### INSTRUCTIONS TO FOLLOW:
Retype the material below. Keep every word exactly as it is.

======== RECORDS

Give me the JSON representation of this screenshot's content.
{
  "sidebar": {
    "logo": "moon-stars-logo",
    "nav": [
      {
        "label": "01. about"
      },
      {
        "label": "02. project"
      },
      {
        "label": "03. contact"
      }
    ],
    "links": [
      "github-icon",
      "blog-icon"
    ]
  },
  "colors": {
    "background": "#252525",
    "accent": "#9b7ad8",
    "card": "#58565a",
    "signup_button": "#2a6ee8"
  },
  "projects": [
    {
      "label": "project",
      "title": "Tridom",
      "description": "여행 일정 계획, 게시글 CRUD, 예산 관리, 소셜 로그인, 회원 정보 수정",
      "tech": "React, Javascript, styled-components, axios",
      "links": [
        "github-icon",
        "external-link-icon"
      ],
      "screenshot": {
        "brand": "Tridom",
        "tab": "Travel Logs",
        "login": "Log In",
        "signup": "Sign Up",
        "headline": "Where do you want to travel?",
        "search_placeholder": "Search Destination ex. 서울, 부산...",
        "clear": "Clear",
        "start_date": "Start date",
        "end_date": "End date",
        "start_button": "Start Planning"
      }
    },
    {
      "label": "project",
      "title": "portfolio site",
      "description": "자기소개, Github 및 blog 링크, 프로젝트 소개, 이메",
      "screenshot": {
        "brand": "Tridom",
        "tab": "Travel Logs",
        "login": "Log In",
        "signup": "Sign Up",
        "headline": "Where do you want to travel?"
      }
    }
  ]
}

================

### COMPLETED TASK:
Give me the JSON representation of this screenshot's content.
{
  "sidebar": {
    "logo": "moon-stars-logo",
    "nav": [
      {
        "label": "01. about"
      },
      {
        "label": "02. project"
      },
      {
        "label": "03. contact"
      }
    ],
    "links": [
      "github-icon",
      "blog-icon"
    ]
  },
  "colors": {
    "background": "#252525",
    "accent": "#9b7ad8",
    "card": "#58565a",
    "signup_button": "#2a6ee8"
  },
  "projects": [
    {
      "label": "project",
      "title": "Tridom",
      "description": "여행 일정 계획, 게시글 CRUD, 예산 관리, 소셜 로그인, 회원 정보 수정",
      "tech": "React, Javascript, styled-components, axios",
      "links": [
        "github-icon",
        "external-link-icon"
      ],
      "screenshot": {
        "brand": "Tridom",
        "tab": "Travel Logs",
        "login": "Log In",
        "signup": "Sign Up",
        "headline": "Where do you want to travel?",
        "search_placeholder": "Search Destination ex. 서울, 부산...",
        "clear": "Clear",
        "start_date": "Start date",
        "end_date": "End date",
        "start_button": "Start Planning"
      }
    },
    {
      "label": "project",
      "title": "portfolio site",
      "description": "자기소개, Github 및 blog 링크, 프로젝트 소개, 이메",
      "screenshot": {
        "brand": "Tridom",
        "tab": "Travel Logs",
        "login": "Log In",
        "signup": "Sign Up",
        "headline": "Where do you want to travel?"
      }
    }
  ]
}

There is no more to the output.